Objective
Pull every line holding the string "extension" from the records below.

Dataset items
********

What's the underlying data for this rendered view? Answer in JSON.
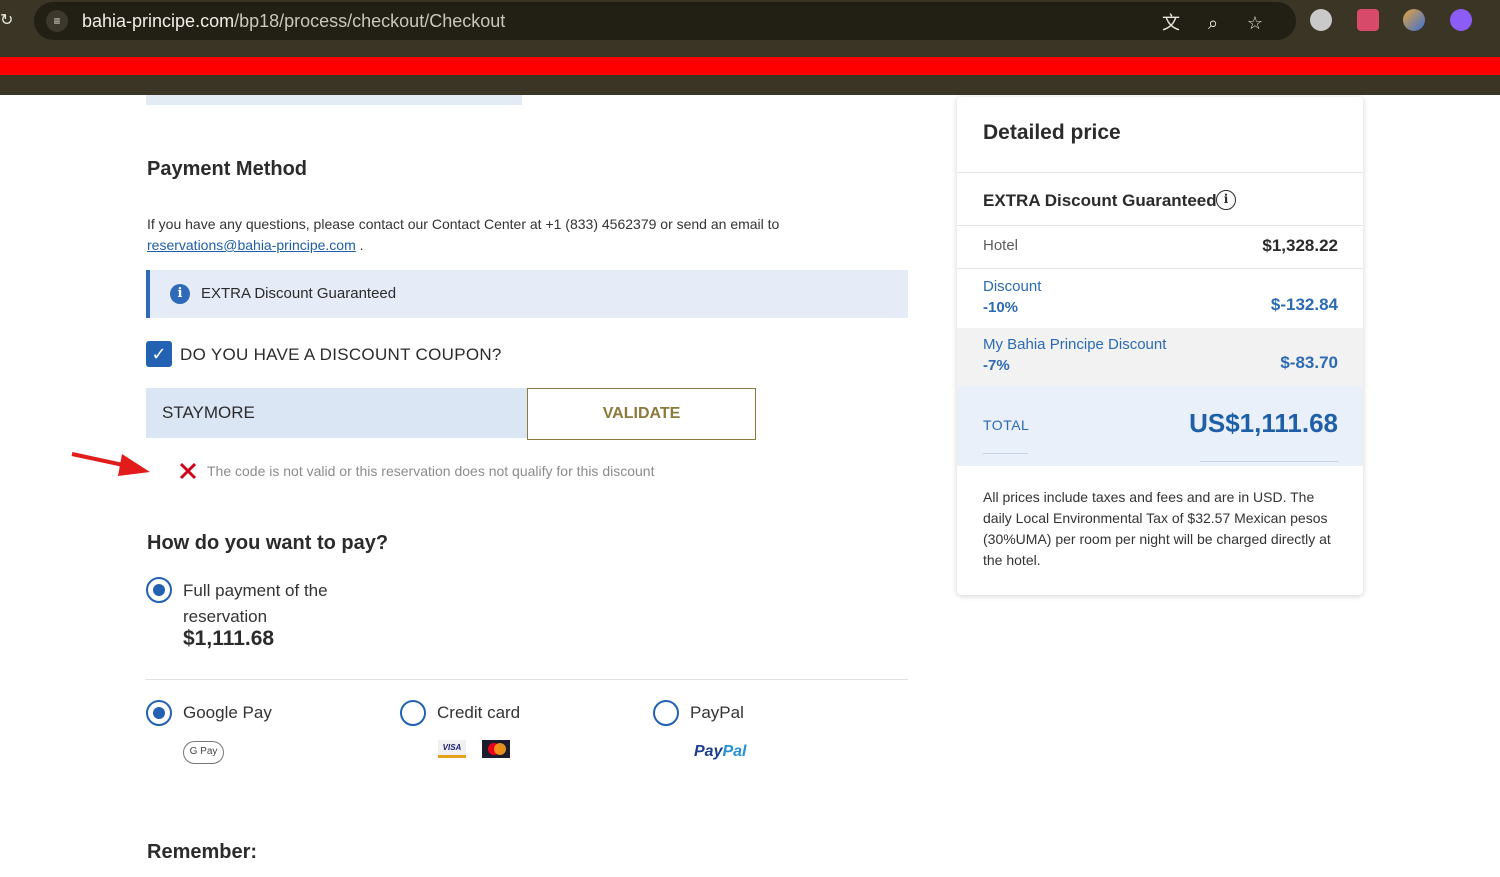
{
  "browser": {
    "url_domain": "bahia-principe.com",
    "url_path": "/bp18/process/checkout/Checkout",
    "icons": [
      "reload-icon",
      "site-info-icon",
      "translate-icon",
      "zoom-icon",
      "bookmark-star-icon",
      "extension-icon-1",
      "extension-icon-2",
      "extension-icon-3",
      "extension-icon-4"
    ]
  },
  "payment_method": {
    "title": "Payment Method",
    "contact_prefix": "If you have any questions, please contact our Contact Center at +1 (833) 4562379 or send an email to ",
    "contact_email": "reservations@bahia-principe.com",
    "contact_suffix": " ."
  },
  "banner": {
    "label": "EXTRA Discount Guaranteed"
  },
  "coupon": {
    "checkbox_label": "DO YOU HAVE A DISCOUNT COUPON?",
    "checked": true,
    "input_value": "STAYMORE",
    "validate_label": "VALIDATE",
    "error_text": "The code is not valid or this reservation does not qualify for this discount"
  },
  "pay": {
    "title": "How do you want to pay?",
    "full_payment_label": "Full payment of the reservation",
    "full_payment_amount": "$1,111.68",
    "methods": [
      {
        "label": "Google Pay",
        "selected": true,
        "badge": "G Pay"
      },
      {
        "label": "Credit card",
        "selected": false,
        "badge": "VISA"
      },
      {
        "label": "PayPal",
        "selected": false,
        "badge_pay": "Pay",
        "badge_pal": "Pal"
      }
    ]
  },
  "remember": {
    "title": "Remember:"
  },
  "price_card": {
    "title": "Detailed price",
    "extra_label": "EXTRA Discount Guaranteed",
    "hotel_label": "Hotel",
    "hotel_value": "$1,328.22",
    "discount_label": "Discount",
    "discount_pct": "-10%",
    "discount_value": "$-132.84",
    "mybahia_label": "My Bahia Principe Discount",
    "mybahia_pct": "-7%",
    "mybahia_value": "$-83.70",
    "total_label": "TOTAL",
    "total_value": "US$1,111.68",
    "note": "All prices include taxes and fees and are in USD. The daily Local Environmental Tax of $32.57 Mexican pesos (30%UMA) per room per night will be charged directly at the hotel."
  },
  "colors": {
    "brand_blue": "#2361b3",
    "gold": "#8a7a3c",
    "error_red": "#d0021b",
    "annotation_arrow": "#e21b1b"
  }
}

********

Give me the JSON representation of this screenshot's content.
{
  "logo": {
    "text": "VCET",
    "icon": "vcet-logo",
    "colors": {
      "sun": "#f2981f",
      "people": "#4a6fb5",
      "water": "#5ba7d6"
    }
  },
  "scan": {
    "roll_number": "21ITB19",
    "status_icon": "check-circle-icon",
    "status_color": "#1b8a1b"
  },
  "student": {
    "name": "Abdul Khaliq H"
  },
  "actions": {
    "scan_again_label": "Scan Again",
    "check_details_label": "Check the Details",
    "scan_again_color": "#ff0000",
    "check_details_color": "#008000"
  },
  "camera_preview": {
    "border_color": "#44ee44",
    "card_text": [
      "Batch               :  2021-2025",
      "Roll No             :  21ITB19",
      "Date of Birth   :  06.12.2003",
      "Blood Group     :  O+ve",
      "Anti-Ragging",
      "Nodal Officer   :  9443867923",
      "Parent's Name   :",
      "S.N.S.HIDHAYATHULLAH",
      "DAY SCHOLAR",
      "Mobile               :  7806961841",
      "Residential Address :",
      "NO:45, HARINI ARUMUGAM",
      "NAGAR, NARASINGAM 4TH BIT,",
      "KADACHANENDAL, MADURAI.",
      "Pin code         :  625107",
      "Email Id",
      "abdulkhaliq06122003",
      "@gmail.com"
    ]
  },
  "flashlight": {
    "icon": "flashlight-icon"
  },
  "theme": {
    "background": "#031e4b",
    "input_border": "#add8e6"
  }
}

********

Solution
      "extension-icon-1",
      "extension-icon-2",
      "extension-icon-3",
      "extension-icon-4"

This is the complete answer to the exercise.